* START The input *

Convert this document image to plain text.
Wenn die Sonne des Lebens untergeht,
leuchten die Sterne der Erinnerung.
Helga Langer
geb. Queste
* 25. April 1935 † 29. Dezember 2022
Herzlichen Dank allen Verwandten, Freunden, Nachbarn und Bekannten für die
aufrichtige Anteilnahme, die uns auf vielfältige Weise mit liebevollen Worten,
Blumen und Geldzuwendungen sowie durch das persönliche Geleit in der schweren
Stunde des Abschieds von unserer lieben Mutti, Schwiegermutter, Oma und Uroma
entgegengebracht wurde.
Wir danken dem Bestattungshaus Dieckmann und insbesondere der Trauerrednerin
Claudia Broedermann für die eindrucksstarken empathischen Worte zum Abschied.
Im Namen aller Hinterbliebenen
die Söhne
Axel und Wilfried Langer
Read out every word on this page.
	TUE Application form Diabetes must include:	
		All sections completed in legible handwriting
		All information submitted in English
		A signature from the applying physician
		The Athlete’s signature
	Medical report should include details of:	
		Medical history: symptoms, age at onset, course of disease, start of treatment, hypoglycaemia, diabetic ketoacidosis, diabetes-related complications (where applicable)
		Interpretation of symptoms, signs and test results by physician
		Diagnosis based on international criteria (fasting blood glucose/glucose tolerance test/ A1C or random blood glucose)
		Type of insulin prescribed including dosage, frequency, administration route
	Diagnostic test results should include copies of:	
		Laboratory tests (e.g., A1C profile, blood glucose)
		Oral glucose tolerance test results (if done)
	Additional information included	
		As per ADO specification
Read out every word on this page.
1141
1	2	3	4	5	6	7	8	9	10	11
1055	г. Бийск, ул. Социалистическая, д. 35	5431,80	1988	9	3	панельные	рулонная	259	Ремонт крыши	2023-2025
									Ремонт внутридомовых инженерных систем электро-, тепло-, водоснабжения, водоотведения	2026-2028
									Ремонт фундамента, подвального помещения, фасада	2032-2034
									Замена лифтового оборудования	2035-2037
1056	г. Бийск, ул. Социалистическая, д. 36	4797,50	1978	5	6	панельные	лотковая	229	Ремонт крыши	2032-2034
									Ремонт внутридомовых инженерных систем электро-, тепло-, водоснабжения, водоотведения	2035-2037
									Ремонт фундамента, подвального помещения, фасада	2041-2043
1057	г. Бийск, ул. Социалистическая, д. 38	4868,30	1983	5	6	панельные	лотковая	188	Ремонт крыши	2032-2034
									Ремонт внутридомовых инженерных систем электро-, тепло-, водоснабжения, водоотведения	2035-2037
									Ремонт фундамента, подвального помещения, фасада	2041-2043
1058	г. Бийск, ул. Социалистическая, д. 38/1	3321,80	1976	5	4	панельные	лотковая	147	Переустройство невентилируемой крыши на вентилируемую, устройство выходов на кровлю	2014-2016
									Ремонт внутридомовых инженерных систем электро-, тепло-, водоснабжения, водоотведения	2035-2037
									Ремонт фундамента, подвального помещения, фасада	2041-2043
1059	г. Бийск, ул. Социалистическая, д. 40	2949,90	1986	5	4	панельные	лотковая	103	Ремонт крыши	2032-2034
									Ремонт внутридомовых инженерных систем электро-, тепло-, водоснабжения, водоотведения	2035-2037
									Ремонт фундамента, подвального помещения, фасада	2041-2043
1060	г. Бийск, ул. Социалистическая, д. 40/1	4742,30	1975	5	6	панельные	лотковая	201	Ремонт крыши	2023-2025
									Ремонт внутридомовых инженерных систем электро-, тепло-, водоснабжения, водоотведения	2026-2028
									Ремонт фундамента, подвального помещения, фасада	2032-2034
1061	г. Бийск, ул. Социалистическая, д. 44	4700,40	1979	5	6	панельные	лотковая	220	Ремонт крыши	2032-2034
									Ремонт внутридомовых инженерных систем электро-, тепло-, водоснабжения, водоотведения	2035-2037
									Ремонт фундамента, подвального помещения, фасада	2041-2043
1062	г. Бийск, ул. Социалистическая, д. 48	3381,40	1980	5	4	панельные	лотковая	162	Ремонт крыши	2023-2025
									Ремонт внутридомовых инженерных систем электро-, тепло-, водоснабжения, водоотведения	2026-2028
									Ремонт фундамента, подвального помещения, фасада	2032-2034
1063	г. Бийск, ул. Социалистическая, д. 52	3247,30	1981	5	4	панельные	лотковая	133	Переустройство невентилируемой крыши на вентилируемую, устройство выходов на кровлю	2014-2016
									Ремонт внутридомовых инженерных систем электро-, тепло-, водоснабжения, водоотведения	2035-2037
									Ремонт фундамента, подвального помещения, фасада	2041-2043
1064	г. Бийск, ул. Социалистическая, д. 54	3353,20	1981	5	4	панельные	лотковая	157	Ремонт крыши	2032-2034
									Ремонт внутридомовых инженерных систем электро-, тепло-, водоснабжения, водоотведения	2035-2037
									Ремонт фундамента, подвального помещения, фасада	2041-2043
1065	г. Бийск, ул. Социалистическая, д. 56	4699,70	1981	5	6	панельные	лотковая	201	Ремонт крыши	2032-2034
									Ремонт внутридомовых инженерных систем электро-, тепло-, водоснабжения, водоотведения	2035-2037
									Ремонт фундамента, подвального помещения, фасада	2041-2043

* END The input *

▶ Task details
Copy each line holding the word "вентилируемую" from the listing above.

▶ Exercise response
1058	г. Бийск, ул. Социалистическая, д. 38/1	3321,80	1976	5	4	панельные	лотковая	147	Переустройство невентилируемой крыши на вентилируемую, устройство выходов на кровлю	2014-2016
1063	г. Бийск, ул. Социалистическая, д. 52	3247,30	1981	5	4	панельные	лотковая	133	Переустройство невентилируемой крыши на вентилируемую, устройство выходов на кровлю	2014-2016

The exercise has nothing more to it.